* [SUPPLIED MATERIAL]:
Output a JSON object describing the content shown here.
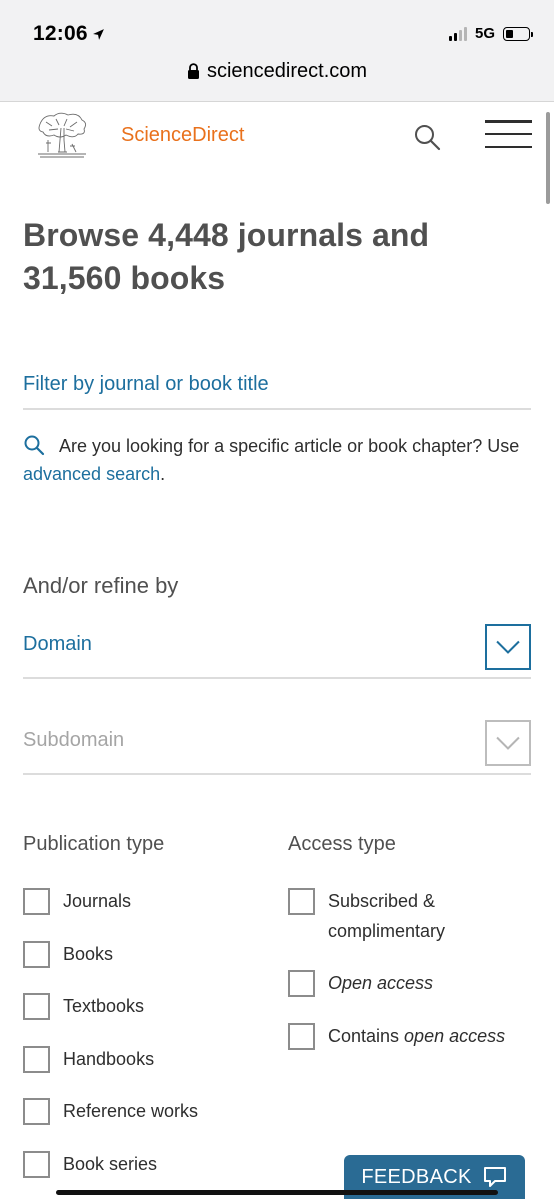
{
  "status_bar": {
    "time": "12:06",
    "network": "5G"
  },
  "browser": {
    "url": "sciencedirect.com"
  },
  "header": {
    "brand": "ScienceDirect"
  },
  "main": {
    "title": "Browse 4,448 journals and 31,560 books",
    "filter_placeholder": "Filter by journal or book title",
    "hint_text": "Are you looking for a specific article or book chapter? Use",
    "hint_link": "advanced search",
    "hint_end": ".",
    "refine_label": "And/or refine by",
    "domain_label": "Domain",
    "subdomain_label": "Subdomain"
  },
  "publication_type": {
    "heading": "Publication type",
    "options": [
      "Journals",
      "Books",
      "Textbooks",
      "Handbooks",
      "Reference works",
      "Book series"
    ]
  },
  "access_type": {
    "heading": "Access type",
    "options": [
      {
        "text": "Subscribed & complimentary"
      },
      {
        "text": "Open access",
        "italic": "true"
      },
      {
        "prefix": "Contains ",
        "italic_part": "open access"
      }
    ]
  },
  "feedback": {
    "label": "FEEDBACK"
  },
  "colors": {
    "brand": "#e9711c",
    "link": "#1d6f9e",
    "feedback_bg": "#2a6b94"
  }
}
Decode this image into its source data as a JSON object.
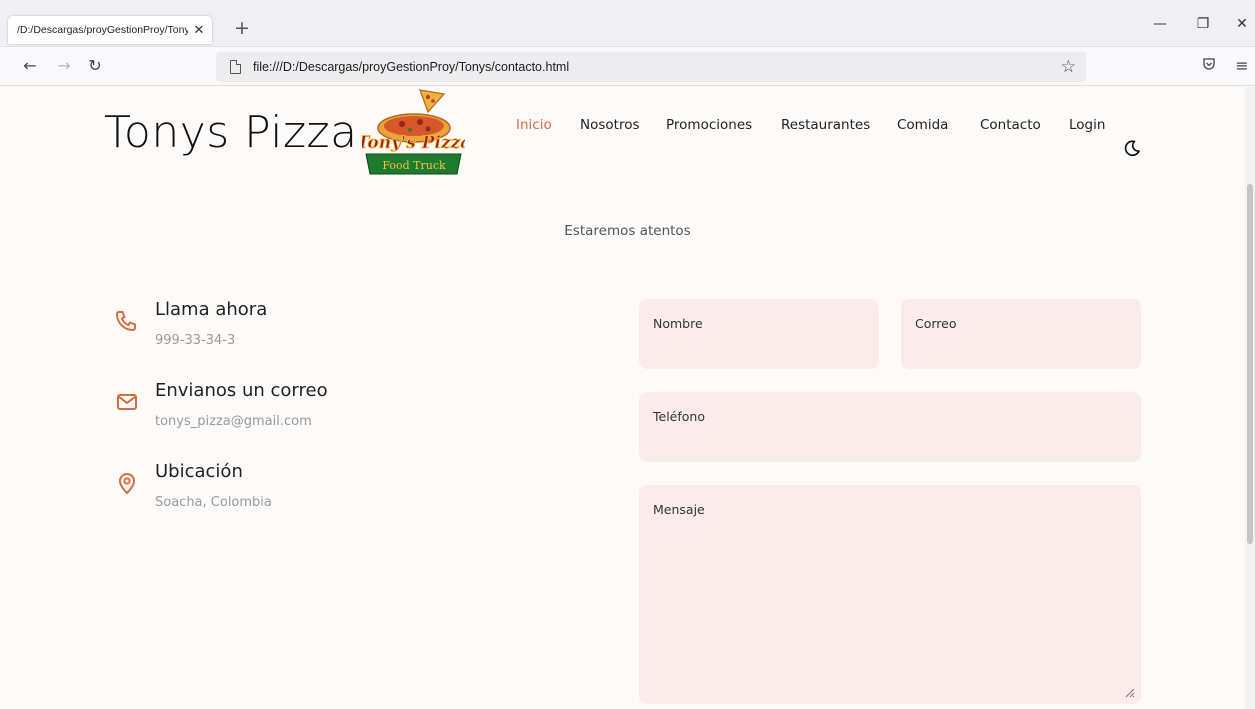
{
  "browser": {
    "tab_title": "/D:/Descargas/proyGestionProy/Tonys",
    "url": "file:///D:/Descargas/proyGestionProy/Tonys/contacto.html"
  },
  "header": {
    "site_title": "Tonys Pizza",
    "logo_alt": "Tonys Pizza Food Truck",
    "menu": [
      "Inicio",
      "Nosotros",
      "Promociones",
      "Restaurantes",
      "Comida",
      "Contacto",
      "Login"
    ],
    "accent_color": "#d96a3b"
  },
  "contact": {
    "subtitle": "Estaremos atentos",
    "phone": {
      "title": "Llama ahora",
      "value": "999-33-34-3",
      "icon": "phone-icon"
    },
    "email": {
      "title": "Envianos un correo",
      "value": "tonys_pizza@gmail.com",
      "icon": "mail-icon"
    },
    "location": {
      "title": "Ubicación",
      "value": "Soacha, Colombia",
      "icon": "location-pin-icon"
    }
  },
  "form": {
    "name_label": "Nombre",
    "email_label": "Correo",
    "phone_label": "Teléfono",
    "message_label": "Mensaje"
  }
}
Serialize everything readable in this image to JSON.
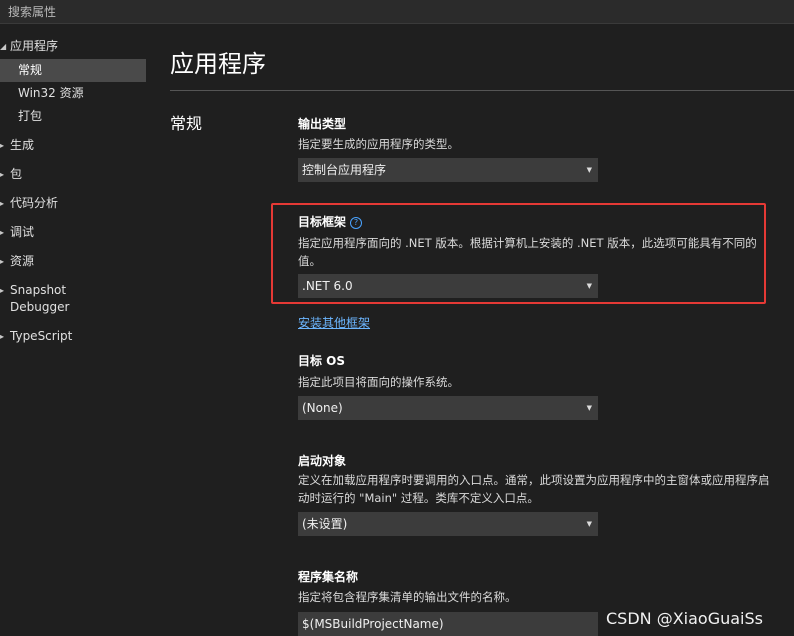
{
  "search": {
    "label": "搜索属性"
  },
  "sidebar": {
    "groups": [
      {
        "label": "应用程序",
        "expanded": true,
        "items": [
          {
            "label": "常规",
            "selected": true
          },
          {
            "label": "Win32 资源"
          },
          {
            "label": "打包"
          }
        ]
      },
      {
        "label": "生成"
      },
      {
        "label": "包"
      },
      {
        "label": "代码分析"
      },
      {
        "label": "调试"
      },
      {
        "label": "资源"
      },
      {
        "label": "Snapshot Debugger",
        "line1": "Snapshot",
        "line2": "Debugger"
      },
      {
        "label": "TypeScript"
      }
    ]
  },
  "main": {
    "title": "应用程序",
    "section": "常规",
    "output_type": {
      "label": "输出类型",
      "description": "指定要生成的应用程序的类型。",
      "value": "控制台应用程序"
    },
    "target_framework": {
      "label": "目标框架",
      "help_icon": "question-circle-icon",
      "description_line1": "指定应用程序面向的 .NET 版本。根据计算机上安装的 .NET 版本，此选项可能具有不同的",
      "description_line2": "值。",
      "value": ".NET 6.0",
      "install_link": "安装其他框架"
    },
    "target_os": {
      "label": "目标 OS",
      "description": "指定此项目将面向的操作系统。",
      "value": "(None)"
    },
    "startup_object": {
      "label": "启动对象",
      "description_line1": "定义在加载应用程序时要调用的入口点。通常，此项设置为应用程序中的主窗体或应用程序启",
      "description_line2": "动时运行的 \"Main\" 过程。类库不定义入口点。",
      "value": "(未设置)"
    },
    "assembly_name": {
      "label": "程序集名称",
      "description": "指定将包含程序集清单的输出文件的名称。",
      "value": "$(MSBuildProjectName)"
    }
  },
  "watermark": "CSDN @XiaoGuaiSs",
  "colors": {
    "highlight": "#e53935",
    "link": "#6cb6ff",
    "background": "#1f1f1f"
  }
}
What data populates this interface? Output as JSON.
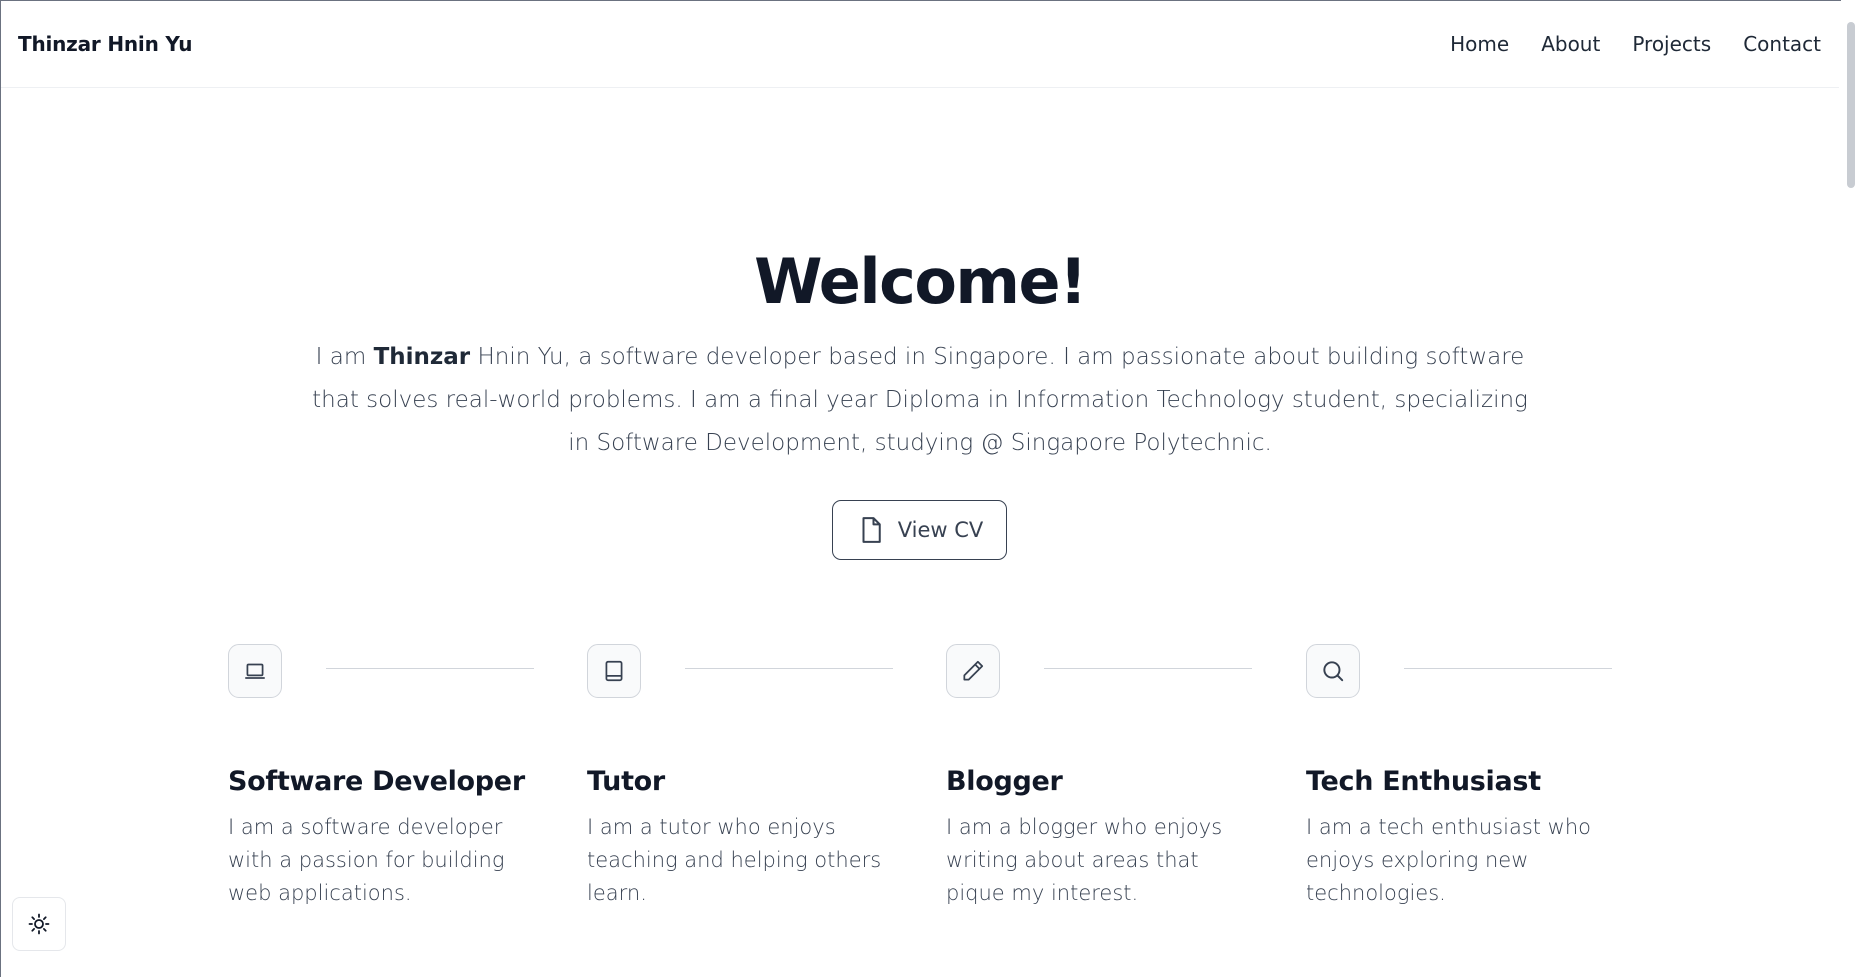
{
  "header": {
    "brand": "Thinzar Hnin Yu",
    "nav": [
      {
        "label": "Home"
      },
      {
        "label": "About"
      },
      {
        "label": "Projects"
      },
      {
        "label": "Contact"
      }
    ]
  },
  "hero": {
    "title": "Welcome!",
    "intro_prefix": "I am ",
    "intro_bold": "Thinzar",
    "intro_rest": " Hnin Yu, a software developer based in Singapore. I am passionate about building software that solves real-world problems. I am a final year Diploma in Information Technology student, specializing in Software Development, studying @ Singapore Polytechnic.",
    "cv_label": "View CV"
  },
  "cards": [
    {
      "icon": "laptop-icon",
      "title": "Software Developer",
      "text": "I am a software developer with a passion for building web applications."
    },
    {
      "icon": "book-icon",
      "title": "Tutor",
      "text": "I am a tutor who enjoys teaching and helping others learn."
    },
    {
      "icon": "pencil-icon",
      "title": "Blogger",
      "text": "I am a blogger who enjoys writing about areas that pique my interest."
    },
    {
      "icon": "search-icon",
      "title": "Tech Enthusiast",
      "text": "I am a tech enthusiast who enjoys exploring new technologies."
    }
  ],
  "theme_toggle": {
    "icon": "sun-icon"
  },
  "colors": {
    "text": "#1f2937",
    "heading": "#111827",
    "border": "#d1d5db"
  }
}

* [WRITTEN REQUEST]:
In this exercise, set down all of the data exactly, without the pictures.

* [CORRECT RESPONSE]:
Output a JSON object describing the content shown here.
{
  "status_bar": {
    "time": "12:06",
    "network": "5G"
  },
  "browser": {
    "url": "sciencedirect.com"
  },
  "header": {
    "brand": "ScienceDirect"
  },
  "main": {
    "title": "Browse 4,448 journals and 31,560 books",
    "filter_placeholder": "Filter by journal or book title",
    "hint_text": "Are you looking for a specific article or book chapter? Use",
    "hint_link": "advanced search",
    "hint_end": ".",
    "refine_label": "And/or refine by",
    "domain_label": "Domain",
    "subdomain_label": "Subdomain"
  },
  "publication_type": {
    "heading": "Publication type",
    "options": [
      "Journals",
      "Books",
      "Textbooks",
      "Handbooks",
      "Reference works",
      "Book series"
    ]
  },
  "access_type": {
    "heading": "Access type",
    "options": [
      {
        "text": "Subscribed & complimentary"
      },
      {
        "text": "Open access",
        "italic": "true"
      },
      {
        "prefix": "Contains ",
        "italic_part": "open access"
      }
    ]
  },
  "feedback": {
    "label": "FEEDBACK"
  },
  "colors": {
    "brand": "#e9711c",
    "link": "#1d6f9e",
    "feedback_bg": "#2a6b94"
  }
}
Decode this image into its source data as a JSON object.
{
  "browser": {
    "tab_title": "/D:/Descargas/proyGestionProy/Tonys",
    "url": "file:///D:/Descargas/proyGestionProy/Tonys/contacto.html"
  },
  "header": {
    "site_title": "Tonys Pizza",
    "logo_alt": "Tonys Pizza Food Truck",
    "menu": [
      "Inicio",
      "Nosotros",
      "Promociones",
      "Restaurantes",
      "Comida",
      "Contacto",
      "Login"
    ],
    "accent_color": "#d96a3b"
  },
  "contact": {
    "subtitle": "Estaremos atentos",
    "phone": {
      "title": "Llama ahora",
      "value": "999-33-34-3",
      "icon": "phone-icon"
    },
    "email": {
      "title": "Envianos un correo",
      "value": "tonys_pizza@gmail.com",
      "icon": "mail-icon"
    },
    "location": {
      "title": "Ubicación",
      "value": "Soacha, Colombia",
      "icon": "location-pin-icon"
    }
  },
  "form": {
    "name_label": "Nombre",
    "email_label": "Correo",
    "phone_label": "Teléfono",
    "message_label": "Mensaje"
  }
}
Serialize everything readable in this image to JSON.
{
  "search": {
    "label": "搜索属性"
  },
  "sidebar": {
    "groups": [
      {
        "label": "应用程序",
        "expanded": true,
        "items": [
          {
            "label": "常规",
            "selected": true
          },
          {
            "label": "Win32 资源"
          },
          {
            "label": "打包"
          }
        ]
      },
      {
        "label": "生成"
      },
      {
        "label": "包"
      },
      {
        "label": "代码分析"
      },
      {
        "label": "调试"
      },
      {
        "label": "资源"
      },
      {
        "label": "Snapshot Debugger",
        "line1": "Snapshot",
        "line2": "Debugger"
      },
      {
        "label": "TypeScript"
      }
    ]
  },
  "main": {
    "title": "应用程序",
    "section": "常规",
    "output_type": {
      "label": "输出类型",
      "description": "指定要生成的应用程序的类型。",
      "value": "控制台应用程序"
    },
    "target_framework": {
      "label": "目标框架",
      "help_icon": "question-circle-icon",
      "description_line1": "指定应用程序面向的 .NET 版本。根据计算机上安装的 .NET 版本，此选项可能具有不同的",
      "description_line2": "值。",
      "value": ".NET 6.0",
      "install_link": "安装其他框架"
    },
    "target_os": {
      "label": "目标 OS",
      "description": "指定此项目将面向的操作系统。",
      "value": "(None)"
    },
    "startup_object": {
      "label": "启动对象",
      "description_line1": "定义在加载应用程序时要调用的入口点。通常，此项设置为应用程序中的主窗体或应用程序启",
      "description_line2": "动时运行的 \"Main\" 过程。类库不定义入口点。",
      "value": "(未设置)"
    },
    "assembly_name": {
      "label": "程序集名称",
      "description": "指定将包含程序集清单的输出文件的名称。",
      "value": "$(MSBuildProjectName)"
    }
  },
  "watermark": "CSDN @XiaoGuaiSs",
  "colors": {
    "highlight": "#e53935",
    "link": "#6cb6ff",
    "background": "#1f1f1f"
  }
}
What data populates this interface? Output as JSON.
{
  "header": {
    "brand": "Thinzar Hnin Yu",
    "nav": [
      {
        "label": "Home"
      },
      {
        "label": "About"
      },
      {
        "label": "Projects"
      },
      {
        "label": "Contact"
      }
    ]
  },
  "hero": {
    "title": "Welcome!",
    "intro_prefix": "I am ",
    "intro_bold": "Thinzar",
    "intro_rest": " Hnin Yu, a software developer based in Singapore. I am passionate about building software that solves real-world problems. I am a final year Diploma in Information Technology student, specializing in Software Development, studying @ Singapore Polytechnic.",
    "cv_label": "View CV"
  },
  "cards": [
    {
      "icon": "laptop-icon",
      "title": "Software Developer",
      "text": "I am a software developer with a passion for building web applications."
    },
    {
      "icon": "book-icon",
      "title": "Tutor",
      "text": "I am a tutor who enjoys teaching and helping others learn."
    },
    {
      "icon": "pencil-icon",
      "title": "Blogger",
      "text": "I am a blogger who enjoys writing about areas that pique my interest."
    },
    {
      "icon": "search-icon",
      "title": "Tech Enthusiast",
      "text": "I am a tech enthusiast who enjoys exploring new technologies."
    }
  ],
  "theme_toggle": {
    "icon": "sun-icon"
  },
  "colors": {
    "text": "#1f2937",
    "heading": "#111827",
    "border": "#d1d5db"
  }
}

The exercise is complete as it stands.